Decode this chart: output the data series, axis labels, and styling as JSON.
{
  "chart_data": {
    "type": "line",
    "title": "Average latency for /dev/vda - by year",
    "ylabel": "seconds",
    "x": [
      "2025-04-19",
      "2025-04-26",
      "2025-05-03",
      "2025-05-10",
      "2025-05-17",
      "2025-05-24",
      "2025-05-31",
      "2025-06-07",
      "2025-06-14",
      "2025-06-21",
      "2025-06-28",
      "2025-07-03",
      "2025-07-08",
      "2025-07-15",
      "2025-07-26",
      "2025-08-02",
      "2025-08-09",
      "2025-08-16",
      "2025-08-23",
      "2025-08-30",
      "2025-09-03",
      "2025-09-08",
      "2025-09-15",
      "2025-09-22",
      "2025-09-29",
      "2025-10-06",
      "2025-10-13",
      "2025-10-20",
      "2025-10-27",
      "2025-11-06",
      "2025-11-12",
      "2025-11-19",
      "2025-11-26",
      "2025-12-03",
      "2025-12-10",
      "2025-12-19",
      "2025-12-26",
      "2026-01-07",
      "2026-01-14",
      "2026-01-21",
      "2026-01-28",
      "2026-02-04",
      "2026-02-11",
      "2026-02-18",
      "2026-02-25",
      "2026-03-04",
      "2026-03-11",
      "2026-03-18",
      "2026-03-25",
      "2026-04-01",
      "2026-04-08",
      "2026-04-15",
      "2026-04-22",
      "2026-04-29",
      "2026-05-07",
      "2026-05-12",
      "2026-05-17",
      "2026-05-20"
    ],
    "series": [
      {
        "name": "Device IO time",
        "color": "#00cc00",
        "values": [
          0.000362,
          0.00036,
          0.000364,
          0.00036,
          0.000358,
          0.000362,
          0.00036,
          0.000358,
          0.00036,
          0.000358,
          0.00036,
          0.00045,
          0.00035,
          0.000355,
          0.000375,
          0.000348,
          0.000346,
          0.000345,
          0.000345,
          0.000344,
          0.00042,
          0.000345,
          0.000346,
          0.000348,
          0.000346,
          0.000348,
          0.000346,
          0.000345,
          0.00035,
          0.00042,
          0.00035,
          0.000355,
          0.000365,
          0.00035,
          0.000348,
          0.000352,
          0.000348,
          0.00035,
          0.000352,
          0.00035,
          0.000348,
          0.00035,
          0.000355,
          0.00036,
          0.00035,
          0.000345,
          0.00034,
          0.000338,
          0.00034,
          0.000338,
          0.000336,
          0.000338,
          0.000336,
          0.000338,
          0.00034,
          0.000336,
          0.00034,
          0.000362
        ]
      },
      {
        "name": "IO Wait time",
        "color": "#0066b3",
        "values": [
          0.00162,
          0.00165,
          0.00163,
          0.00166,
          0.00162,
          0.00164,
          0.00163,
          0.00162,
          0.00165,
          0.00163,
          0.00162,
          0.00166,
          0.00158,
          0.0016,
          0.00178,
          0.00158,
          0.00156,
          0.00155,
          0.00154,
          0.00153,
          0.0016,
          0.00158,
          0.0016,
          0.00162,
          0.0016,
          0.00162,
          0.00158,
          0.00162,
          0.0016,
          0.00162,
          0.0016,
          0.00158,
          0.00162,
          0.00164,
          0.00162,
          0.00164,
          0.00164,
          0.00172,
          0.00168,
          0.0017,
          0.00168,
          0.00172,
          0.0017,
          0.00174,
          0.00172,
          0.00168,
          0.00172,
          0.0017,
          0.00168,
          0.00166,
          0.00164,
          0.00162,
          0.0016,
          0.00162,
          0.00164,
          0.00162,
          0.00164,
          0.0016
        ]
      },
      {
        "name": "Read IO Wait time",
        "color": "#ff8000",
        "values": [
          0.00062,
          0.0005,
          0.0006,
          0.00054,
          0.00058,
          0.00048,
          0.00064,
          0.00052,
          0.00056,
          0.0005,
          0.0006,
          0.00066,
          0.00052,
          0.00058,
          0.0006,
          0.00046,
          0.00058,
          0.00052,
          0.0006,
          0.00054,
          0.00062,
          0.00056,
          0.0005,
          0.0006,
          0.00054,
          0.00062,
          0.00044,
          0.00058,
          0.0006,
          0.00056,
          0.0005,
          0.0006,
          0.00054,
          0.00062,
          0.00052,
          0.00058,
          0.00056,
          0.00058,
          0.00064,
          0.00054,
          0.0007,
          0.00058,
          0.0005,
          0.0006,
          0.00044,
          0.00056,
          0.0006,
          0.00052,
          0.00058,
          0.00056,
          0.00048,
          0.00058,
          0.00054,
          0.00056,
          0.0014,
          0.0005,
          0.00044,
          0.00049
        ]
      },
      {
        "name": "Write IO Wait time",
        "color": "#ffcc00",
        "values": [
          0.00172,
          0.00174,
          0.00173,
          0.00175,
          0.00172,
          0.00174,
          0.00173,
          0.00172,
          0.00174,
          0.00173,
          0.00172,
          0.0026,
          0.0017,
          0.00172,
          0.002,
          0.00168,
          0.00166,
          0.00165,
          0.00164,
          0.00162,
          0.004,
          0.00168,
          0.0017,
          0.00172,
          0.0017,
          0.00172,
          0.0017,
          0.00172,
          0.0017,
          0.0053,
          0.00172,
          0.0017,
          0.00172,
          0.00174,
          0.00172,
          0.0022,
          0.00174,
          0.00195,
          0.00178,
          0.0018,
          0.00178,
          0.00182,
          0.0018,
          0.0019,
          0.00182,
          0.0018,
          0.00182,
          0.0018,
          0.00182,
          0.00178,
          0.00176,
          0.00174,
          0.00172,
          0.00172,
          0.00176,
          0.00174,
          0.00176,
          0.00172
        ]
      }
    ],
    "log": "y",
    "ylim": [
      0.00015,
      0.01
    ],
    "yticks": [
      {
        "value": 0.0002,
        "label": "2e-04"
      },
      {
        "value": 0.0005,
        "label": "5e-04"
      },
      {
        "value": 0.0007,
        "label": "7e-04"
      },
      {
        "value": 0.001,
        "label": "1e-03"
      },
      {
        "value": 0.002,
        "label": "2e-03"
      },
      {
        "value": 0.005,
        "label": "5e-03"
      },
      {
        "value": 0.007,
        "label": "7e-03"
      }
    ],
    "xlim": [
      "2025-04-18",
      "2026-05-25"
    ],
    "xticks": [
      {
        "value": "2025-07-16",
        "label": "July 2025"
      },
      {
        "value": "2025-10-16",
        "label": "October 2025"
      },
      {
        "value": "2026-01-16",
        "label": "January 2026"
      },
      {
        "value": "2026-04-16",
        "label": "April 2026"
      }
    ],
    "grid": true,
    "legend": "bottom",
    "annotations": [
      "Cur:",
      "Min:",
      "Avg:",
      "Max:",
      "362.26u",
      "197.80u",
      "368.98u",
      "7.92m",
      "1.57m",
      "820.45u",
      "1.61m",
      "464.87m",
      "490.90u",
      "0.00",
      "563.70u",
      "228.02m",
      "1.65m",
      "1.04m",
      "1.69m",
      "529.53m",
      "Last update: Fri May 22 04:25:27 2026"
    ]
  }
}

###

● Instruction:
Quote all of the entries verbatim.

● The response:
Decode this chart: output the data series, axis labels, and styling as JSON.
{
  "chart_data": {
    "type": "line",
    "title": "Average latency for /dev/vda - by year",
    "ylabel": "seconds",
    "x": [
      "2025-04-19",
      "2025-04-26",
      "2025-05-03",
      "2025-05-10",
      "2025-05-17",
      "2025-05-24",
      "2025-05-31",
      "2025-06-07",
      "2025-06-14",
      "2025-06-21",
      "2025-06-28",
      "2025-07-03",
      "2025-07-08",
      "2025-07-15",
      "2025-07-26",
      "2025-08-02",
      "2025-08-09",
      "2025-08-16",
      "2025-08-23",
      "2025-08-30",
      "2025-09-03",
      "2025-09-08",
      "2025-09-15",
      "2025-09-22",
      "2025-09-29",
      "2025-10-06",
      "2025-10-13",
      "2025-10-20",
      "2025-10-27",
      "2025-11-06",
      "2025-11-12",
      "2025-11-19",
      "2025-11-26",
      "2025-12-03",
      "2025-12-10",
      "2025-12-19",
      "2025-12-26",
      "2026-01-07",
      "2026-01-14",
      "2026-01-21",
      "2026-01-28",
      "2026-02-04",
      "2026-02-11",
      "2026-02-18",
      "2026-02-25",
      "2026-03-04",
      "2026-03-11",
      "2026-03-18",
      "2026-03-25",
      "2026-04-01",
      "2026-04-08",
      "2026-04-15",
      "2026-04-22",
      "2026-04-29",
      "2026-05-07",
      "2026-05-12",
      "2026-05-17",
      "2026-05-20"
    ],
    "series": [
      {
        "name": "Device IO time",
        "color": "#00cc00",
        "values": [
          0.000362,
          0.00036,
          0.000364,
          0.00036,
          0.000358,
          0.000362,
          0.00036,
          0.000358,
          0.00036,
          0.000358,
          0.00036,
          0.00045,
          0.00035,
          0.000355,
          0.000375,
          0.000348,
          0.000346,
          0.000345,
          0.000345,
          0.000344,
          0.00042,
          0.000345,
          0.000346,
          0.000348,
          0.000346,
          0.000348,
          0.000346,
          0.000345,
          0.00035,
          0.00042,
          0.00035,
          0.000355,
          0.000365,
          0.00035,
          0.000348,
          0.000352,
          0.000348,
          0.00035,
          0.000352,
          0.00035,
          0.000348,
          0.00035,
          0.000355,
          0.00036,
          0.00035,
          0.000345,
          0.00034,
          0.000338,
          0.00034,
          0.000338,
          0.000336,
          0.000338,
          0.000336,
          0.000338,
          0.00034,
          0.000336,
          0.00034,
          0.000362
        ]
      },
      {
        "name": "IO Wait time",
        "color": "#0066b3",
        "values": [
          0.00162,
          0.00165,
          0.00163,
          0.00166,
          0.00162,
          0.00164,
          0.00163,
          0.00162,
          0.00165,
          0.00163,
          0.00162,
          0.00166,
          0.00158,
          0.0016,
          0.00178,
          0.00158,
          0.00156,
          0.00155,
          0.00154,
          0.00153,
          0.0016,
          0.00158,
          0.0016,
          0.00162,
          0.0016,
          0.00162,
          0.00158,
          0.00162,
          0.0016,
          0.00162,
          0.0016,
          0.00158,
          0.00162,
          0.00164,
          0.00162,
          0.00164,
          0.00164,
          0.00172,
          0.00168,
          0.0017,
          0.00168,
          0.00172,
          0.0017,
          0.00174,
          0.00172,
          0.00168,
          0.00172,
          0.0017,
          0.00168,
          0.00166,
          0.00164,
          0.00162,
          0.0016,
          0.00162,
          0.00164,
          0.00162,
          0.00164,
          0.0016
        ]
      },
      {
        "name": "Read IO Wait time",
        "color": "#ff8000",
        "values": [
          0.00062,
          0.0005,
          0.0006,
          0.00054,
          0.00058,
          0.00048,
          0.00064,
          0.00052,
          0.00056,
          0.0005,
          0.0006,
          0.00066,
          0.00052,
          0.00058,
          0.0006,
          0.00046,
          0.00058,
          0.00052,
          0.0006,
          0.00054,
          0.00062,
          0.00056,
          0.0005,
          0.0006,
          0.00054,
          0.00062,
          0.00044,
          0.00058,
          0.0006,
          0.00056,
          0.0005,
          0.0006,
          0.00054,
          0.00062,
          0.00052,
          0.00058,
          0.00056,
          0.00058,
          0.00064,
          0.00054,
          0.0007,
          0.00058,
          0.0005,
          0.0006,
          0.00044,
          0.00056,
          0.0006,
          0.00052,
          0.00058,
          0.00056,
          0.00048,
          0.00058,
          0.00054,
          0.00056,
          0.0014,
          0.0005,
          0.00044,
          0.00049
        ]
      },
      {
        "name": "Write IO Wait time",
        "color": "#ffcc00",
        "values": [
          0.00172,
          0.00174,
          0.00173,
          0.00175,
          0.00172,
          0.00174,
          0.00173,
          0.00172,
          0.00174,
          0.00173,
          0.00172,
          0.0026,
          0.0017,
          0.00172,
          0.002,
          0.00168,
          0.00166,
          0.00165,
          0.00164,
          0.00162,
          0.004,
          0.00168,
          0.0017,
          0.00172,
          0.0017,
          0.00172,
          0.0017,
          0.00172,
          0.0017,
          0.0053,
          0.00172,
          0.0017,
          0.00172,
          0.00174,
          0.00172,
          0.0022,
          0.00174,
          0.00195,
          0.00178,
          0.0018,
          0.00178,
          0.00182,
          0.0018,
          0.0019,
          0.00182,
          0.0018,
          0.00182,
          0.0018,
          0.00182,
          0.00178,
          0.00176,
          0.00174,
          0.00172,
          0.00172,
          0.00176,
          0.00174,
          0.00176,
          0.00172
        ]
      }
    ],
    "log": "y",
    "ylim": [
      0.00015,
      0.01
    ],
    "yticks": [
      {
        "value": 0.0002,
        "label": "2e-04"
      },
      {
        "value": 0.0005,
        "label": "5e-04"
      },
      {
        "value": 0.0007,
        "label": "7e-04"
      },
      {
        "value": 0.001,
        "label": "1e-03"
      },
      {
        "value": 0.002,
        "label": "2e-03"
      },
      {
        "value": 0.005,
        "label": "5e-03"
      },
      {
        "value": 0.007,
        "label": "7e-03"
      }
    ],
    "xlim": [
      "2025-04-18",
      "2026-05-25"
    ],
    "xticks": [
      {
        "value": "2025-07-16",
        "label": "July 2025"
      },
      {
        "value": "2025-10-16",
        "label": "October 2025"
      },
      {
        "value": "2026-01-16",
        "label": "January 2026"
      },
      {
        "value": "2026-04-16",
        "label": "April 2026"
      }
    ],
    "grid": true,
    "legend": "bottom",
    "annotations": [
      "Cur:",
      "Min:",
      "Avg:",
      "Max:",
      "362.26u",
      "197.80u",
      "368.98u",
      "7.92m",
      "1.57m",
      "820.45u",
      "1.61m",
      "464.87m",
      "490.90u",
      "0.00",
      "563.70u",
      "228.02m",
      "1.65m",
      "1.04m",
      "1.69m",
      "529.53m",
      "Last update: Fri May 22 04:25:27 2026"
    ]
  }
}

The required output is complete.